GIVEN INSTRUCTION: Below are entries. Pull out all lines containing "Poet".

** start MATERIAL FOR THE TASK **

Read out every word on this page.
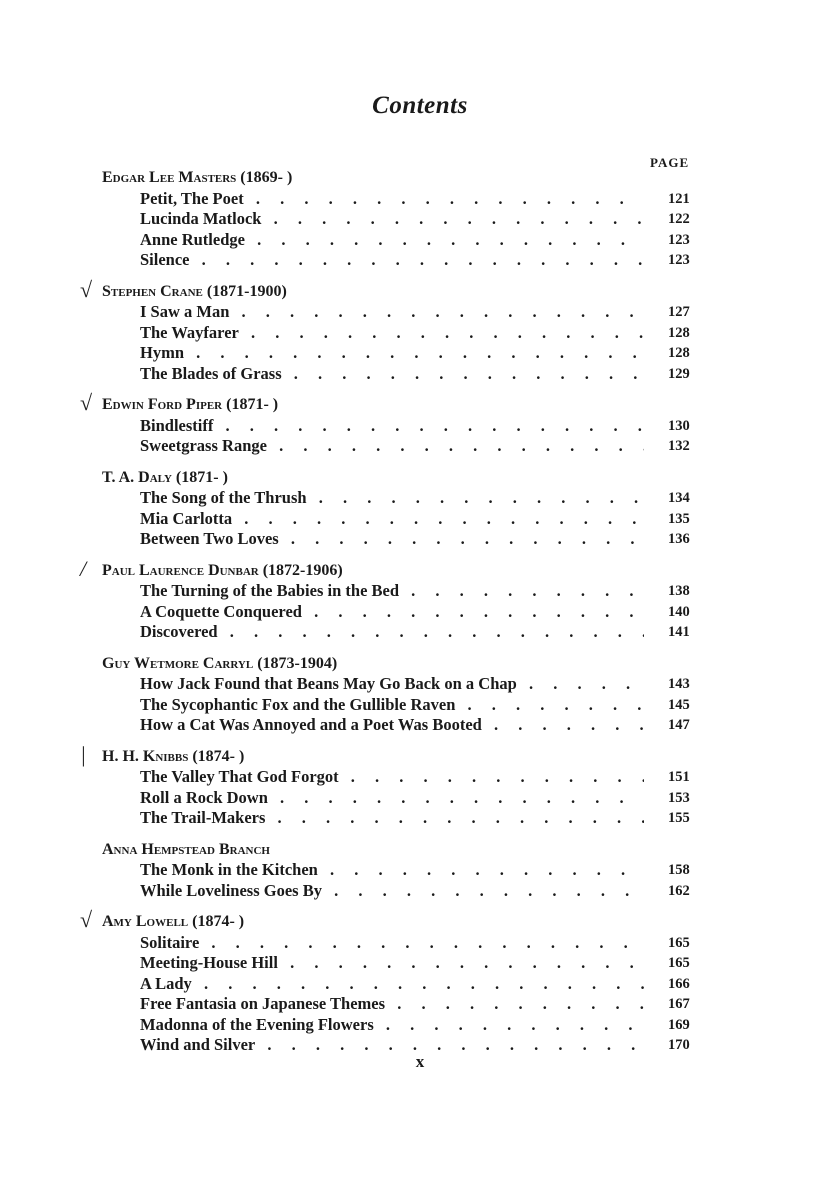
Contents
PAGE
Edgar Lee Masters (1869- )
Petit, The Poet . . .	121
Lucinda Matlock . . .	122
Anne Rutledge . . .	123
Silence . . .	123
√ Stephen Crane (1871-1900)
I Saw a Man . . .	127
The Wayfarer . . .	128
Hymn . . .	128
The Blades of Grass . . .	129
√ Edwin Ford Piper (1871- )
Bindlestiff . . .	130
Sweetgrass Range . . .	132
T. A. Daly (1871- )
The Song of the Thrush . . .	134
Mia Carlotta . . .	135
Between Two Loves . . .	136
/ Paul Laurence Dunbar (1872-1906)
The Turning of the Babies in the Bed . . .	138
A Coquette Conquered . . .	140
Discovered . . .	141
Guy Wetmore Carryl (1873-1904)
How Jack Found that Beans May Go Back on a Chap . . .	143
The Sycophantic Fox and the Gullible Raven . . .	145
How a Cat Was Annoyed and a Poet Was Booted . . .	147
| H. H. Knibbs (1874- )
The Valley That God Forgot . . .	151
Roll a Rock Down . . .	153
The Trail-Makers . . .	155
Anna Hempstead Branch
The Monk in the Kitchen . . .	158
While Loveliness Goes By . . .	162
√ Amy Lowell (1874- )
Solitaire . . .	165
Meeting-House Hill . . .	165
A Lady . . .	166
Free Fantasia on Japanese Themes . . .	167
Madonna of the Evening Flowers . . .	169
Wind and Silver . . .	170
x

** end MATERIAL FOR THE TASK **
** start MATERIAL FOR THE TASK **

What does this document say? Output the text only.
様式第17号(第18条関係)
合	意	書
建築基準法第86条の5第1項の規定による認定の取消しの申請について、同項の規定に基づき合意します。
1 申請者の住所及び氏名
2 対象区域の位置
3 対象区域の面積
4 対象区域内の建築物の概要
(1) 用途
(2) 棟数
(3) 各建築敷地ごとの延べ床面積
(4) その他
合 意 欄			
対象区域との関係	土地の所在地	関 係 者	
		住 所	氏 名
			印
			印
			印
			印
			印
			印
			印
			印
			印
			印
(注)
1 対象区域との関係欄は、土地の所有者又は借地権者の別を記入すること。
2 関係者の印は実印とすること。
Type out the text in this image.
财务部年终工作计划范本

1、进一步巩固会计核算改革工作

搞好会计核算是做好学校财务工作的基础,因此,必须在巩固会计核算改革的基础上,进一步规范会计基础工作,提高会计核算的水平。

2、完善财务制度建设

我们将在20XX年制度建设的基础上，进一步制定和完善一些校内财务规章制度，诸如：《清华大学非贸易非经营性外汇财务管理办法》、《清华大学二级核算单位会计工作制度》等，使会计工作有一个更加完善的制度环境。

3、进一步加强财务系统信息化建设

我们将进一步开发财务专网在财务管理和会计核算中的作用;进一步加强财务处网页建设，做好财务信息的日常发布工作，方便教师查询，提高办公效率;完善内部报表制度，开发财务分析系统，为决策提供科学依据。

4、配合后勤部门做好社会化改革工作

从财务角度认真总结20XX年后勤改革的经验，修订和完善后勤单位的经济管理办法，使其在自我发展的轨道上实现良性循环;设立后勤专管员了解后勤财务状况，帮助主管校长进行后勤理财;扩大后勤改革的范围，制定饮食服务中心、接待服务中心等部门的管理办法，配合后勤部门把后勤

** end MATERIAL FOR THE TASK **
** start MATERIAL FOR THE TASK **

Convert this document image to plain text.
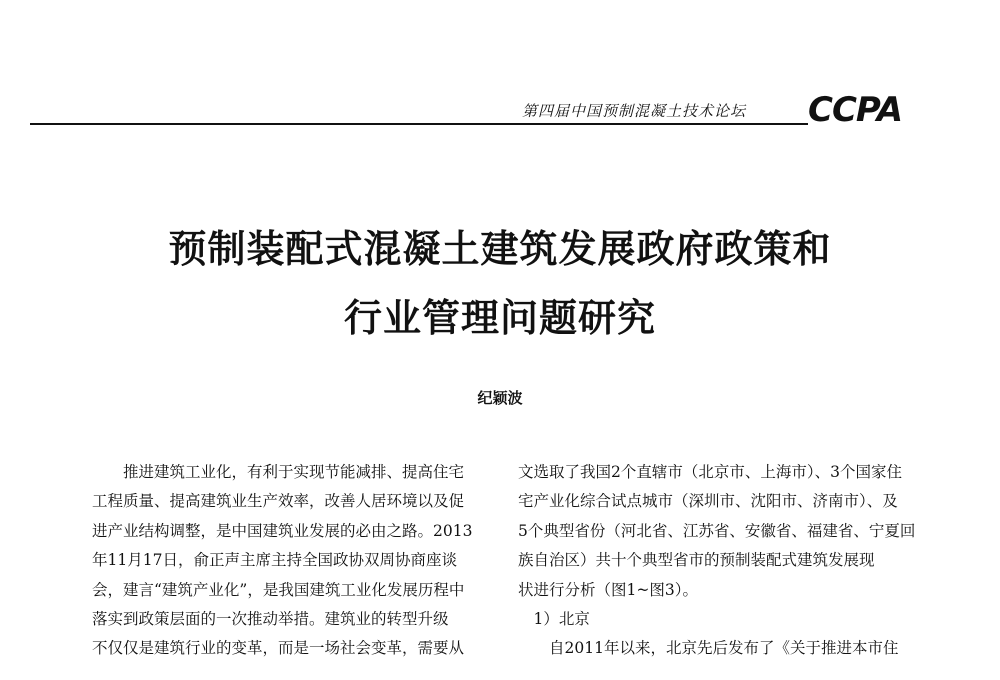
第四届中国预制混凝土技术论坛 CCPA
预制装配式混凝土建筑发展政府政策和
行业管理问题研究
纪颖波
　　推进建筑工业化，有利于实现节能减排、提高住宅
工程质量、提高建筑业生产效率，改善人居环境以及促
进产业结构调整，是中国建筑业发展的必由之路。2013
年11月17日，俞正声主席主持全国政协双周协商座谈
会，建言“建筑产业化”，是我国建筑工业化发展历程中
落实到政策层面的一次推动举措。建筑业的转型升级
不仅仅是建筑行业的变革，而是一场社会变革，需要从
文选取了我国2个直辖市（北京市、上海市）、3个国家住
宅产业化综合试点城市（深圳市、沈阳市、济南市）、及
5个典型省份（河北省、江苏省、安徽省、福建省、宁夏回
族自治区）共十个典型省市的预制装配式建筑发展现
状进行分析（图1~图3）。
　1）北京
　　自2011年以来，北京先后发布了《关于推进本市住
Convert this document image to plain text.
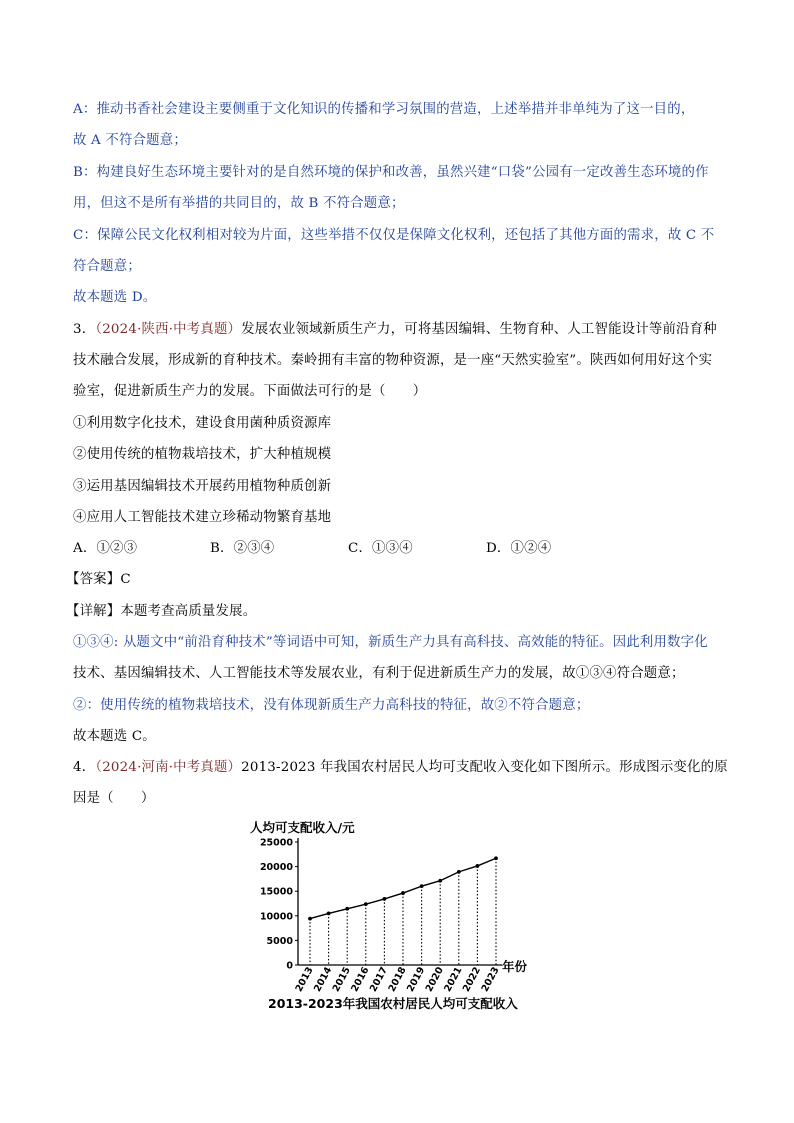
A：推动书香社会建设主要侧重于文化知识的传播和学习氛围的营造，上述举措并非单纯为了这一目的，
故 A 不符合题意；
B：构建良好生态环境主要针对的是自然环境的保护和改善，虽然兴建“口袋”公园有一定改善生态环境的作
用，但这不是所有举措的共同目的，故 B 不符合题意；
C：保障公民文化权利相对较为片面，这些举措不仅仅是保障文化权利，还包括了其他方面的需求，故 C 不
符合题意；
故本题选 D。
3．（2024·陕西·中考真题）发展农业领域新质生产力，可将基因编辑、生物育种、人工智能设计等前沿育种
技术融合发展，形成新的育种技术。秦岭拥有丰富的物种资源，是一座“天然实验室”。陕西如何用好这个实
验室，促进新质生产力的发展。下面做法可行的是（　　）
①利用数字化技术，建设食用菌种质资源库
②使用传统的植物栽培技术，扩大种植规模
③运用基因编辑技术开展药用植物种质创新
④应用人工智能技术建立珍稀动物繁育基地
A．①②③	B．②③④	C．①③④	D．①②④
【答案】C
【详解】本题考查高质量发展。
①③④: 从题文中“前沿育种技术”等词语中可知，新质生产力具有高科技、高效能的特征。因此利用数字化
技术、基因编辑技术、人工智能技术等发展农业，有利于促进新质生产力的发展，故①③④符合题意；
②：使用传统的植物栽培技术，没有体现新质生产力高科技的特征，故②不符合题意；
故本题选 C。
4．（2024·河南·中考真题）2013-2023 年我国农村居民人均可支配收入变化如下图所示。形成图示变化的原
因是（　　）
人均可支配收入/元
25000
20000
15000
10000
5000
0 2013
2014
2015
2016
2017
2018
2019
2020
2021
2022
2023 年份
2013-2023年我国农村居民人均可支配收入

** end MATERIAL FOR THE TASK **

FINISHED TASK:
Petit, The Poet . . .	121
How a Cat Was Annoyed and a Poet Was Booted . . .	147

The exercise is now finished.